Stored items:
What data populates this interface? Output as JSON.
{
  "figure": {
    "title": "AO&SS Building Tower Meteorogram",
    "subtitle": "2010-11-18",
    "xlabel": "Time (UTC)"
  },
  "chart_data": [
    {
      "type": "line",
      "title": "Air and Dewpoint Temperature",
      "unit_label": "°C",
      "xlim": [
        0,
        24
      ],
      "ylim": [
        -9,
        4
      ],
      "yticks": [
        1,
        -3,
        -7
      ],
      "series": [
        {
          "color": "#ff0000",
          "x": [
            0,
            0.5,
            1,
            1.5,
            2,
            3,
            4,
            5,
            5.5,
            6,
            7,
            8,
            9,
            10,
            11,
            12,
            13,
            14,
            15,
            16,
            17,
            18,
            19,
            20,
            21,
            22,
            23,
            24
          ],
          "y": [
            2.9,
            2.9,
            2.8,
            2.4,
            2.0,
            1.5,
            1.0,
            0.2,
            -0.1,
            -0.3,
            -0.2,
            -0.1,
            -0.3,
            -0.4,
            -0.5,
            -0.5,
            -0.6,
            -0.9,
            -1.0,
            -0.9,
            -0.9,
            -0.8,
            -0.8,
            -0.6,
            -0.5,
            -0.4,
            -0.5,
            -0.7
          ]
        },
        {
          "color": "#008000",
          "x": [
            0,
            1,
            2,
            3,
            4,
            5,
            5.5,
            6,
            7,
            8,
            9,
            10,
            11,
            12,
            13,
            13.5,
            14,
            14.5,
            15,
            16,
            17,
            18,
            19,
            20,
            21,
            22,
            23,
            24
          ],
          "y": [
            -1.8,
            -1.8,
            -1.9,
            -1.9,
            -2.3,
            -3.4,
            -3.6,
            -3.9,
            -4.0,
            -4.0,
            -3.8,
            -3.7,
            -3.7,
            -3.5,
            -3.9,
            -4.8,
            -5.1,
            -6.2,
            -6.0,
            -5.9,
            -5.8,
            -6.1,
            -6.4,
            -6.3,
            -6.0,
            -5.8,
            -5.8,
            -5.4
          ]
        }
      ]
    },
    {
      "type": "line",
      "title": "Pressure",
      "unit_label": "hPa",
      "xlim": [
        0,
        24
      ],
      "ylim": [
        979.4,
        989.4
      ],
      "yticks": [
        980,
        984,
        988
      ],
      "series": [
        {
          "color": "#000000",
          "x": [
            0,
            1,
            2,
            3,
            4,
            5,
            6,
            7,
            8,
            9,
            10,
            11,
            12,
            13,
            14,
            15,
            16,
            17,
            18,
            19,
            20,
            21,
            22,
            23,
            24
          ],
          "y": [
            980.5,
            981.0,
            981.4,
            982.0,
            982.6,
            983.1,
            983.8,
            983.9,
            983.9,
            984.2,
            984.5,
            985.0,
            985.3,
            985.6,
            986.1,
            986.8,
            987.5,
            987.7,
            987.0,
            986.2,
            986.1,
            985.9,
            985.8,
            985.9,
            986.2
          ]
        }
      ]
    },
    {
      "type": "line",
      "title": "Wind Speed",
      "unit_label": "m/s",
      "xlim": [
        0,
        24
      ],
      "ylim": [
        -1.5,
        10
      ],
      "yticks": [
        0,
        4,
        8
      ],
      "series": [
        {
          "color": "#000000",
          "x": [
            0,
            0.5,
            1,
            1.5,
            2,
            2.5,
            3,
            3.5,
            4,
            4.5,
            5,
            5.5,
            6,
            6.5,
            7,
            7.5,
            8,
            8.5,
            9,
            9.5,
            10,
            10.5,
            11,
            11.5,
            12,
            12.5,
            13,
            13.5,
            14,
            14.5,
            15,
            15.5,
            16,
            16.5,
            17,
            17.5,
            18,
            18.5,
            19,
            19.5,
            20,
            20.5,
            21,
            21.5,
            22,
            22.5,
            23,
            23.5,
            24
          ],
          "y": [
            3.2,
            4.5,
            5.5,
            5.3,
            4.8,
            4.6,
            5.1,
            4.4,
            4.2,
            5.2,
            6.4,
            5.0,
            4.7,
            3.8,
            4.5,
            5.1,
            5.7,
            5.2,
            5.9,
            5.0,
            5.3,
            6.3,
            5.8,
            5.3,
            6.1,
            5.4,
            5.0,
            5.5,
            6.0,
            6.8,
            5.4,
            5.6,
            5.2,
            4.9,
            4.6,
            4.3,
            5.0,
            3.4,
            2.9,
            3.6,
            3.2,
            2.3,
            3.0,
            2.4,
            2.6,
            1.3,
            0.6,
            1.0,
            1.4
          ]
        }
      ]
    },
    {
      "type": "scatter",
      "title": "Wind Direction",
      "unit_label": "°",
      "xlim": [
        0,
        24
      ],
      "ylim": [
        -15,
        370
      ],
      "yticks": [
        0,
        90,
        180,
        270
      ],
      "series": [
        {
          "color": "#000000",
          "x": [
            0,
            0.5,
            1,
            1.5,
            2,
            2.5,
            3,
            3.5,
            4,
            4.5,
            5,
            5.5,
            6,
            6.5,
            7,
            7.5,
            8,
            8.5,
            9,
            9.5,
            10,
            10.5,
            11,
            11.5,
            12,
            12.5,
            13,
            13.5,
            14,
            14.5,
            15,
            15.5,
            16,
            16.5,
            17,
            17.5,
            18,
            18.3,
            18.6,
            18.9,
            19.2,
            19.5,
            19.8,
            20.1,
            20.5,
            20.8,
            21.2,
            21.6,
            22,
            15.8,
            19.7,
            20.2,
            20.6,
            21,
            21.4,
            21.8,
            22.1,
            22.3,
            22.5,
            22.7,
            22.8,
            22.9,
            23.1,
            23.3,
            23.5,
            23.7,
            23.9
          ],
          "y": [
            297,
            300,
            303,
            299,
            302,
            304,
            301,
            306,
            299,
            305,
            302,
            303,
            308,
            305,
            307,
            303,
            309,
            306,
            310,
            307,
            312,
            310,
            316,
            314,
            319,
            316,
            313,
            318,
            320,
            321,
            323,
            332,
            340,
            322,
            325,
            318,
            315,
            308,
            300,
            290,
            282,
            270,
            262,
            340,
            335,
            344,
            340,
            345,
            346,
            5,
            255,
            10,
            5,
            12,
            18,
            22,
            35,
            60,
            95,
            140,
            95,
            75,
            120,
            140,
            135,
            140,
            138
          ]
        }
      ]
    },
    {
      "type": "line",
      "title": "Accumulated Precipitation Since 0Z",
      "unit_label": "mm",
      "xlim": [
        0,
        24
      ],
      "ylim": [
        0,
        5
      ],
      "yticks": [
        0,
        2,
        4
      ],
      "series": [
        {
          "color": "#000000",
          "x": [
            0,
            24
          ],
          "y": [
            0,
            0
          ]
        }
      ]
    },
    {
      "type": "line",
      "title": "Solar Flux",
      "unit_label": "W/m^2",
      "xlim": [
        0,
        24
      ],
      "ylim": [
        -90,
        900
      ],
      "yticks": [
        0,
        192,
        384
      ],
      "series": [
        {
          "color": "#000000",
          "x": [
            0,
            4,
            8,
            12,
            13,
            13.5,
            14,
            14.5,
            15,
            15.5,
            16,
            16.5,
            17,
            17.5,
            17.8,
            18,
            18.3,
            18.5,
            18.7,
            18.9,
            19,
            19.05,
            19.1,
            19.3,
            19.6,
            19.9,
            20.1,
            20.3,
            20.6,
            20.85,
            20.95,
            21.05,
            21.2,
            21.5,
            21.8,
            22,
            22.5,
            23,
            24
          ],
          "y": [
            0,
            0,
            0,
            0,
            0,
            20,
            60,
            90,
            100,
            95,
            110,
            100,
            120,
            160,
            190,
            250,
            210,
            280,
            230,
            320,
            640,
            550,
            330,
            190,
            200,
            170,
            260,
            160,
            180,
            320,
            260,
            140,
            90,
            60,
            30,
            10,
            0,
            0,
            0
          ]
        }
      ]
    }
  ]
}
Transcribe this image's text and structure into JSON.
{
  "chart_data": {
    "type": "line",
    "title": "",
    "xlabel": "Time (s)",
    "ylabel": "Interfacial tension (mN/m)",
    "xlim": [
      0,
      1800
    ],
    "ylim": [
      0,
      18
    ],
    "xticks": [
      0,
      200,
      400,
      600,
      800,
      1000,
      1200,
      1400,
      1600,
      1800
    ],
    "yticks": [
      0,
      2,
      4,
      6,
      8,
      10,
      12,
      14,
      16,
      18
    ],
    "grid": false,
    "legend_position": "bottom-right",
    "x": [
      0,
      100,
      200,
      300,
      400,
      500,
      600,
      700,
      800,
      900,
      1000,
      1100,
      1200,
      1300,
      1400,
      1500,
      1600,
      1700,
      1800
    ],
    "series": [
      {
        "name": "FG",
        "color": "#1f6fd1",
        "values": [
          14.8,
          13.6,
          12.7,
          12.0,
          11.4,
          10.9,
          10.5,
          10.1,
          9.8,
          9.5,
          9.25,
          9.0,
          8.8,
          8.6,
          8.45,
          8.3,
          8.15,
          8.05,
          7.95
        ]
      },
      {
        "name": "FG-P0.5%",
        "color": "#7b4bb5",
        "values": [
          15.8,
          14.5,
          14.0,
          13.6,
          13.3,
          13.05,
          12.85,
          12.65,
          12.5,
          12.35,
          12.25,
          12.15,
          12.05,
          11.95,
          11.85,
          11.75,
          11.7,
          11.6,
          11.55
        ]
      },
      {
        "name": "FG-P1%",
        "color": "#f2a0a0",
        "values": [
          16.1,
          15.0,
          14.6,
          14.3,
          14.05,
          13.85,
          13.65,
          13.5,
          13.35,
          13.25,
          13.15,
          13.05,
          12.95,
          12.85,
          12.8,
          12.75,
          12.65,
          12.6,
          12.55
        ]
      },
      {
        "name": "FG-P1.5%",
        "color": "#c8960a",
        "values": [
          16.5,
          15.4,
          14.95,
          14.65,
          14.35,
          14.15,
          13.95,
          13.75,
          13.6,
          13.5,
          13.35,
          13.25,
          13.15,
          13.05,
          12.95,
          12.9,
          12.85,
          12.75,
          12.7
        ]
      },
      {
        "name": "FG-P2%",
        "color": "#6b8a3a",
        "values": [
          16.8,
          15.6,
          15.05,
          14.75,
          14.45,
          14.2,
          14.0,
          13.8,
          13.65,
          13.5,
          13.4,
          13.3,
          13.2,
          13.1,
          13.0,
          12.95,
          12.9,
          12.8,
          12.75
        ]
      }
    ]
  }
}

---

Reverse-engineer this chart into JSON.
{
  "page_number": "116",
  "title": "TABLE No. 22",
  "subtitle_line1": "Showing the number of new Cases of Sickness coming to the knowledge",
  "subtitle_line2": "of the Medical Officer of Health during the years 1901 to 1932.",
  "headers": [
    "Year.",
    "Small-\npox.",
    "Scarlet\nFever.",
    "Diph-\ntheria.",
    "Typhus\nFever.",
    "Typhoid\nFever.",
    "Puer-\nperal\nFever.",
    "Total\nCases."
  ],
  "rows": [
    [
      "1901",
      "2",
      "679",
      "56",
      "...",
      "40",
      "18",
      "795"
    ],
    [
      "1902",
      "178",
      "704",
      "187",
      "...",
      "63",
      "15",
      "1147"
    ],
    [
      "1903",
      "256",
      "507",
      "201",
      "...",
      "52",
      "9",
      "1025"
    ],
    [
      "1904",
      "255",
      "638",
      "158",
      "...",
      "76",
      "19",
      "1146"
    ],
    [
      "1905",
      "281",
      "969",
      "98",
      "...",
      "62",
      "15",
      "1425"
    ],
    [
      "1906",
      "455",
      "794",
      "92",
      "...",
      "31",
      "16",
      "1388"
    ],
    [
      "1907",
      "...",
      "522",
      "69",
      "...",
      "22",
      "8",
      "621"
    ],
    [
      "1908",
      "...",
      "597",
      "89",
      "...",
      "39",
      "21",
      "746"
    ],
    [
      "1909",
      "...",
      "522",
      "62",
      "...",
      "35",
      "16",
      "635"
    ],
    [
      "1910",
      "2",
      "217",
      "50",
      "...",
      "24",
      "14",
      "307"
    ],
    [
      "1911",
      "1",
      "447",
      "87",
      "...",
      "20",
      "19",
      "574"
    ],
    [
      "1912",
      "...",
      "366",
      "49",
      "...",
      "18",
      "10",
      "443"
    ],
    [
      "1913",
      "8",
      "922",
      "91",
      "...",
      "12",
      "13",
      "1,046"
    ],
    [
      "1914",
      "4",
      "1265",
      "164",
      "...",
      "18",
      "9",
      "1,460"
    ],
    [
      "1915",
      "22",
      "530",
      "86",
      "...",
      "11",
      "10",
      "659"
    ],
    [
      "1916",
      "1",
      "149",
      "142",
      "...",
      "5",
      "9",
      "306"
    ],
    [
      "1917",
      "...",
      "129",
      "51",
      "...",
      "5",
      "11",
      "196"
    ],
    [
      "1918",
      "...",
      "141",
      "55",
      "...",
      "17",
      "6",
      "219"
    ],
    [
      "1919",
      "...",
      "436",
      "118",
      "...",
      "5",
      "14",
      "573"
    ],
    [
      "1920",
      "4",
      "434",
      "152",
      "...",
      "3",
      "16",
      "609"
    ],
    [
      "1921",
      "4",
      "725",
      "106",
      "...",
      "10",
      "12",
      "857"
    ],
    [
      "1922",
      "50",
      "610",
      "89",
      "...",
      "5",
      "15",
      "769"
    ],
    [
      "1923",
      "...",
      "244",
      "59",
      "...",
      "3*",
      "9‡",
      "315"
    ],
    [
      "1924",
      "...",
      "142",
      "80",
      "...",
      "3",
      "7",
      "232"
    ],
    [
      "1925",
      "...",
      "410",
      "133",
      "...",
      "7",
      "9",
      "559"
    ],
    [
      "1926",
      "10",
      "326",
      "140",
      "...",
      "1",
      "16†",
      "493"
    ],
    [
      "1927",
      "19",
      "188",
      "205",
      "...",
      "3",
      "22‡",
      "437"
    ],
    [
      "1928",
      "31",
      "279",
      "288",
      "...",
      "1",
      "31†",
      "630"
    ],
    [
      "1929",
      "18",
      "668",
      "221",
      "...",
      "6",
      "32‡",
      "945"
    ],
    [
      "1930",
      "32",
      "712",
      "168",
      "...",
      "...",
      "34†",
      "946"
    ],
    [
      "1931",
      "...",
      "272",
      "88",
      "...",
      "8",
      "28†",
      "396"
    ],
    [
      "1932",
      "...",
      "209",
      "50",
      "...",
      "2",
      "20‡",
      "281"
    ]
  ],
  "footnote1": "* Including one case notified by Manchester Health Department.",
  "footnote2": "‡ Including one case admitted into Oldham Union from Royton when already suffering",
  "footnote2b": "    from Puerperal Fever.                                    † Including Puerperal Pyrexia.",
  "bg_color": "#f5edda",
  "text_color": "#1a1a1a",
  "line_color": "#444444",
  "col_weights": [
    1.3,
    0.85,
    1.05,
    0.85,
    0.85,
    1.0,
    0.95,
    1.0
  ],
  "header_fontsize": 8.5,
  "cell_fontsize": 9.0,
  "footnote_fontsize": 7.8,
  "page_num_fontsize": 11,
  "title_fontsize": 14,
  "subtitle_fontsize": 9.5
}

Given request ▸ Give the count of lines in the data above that hold the string "into", with no additional words.

Output for this task ▸ 3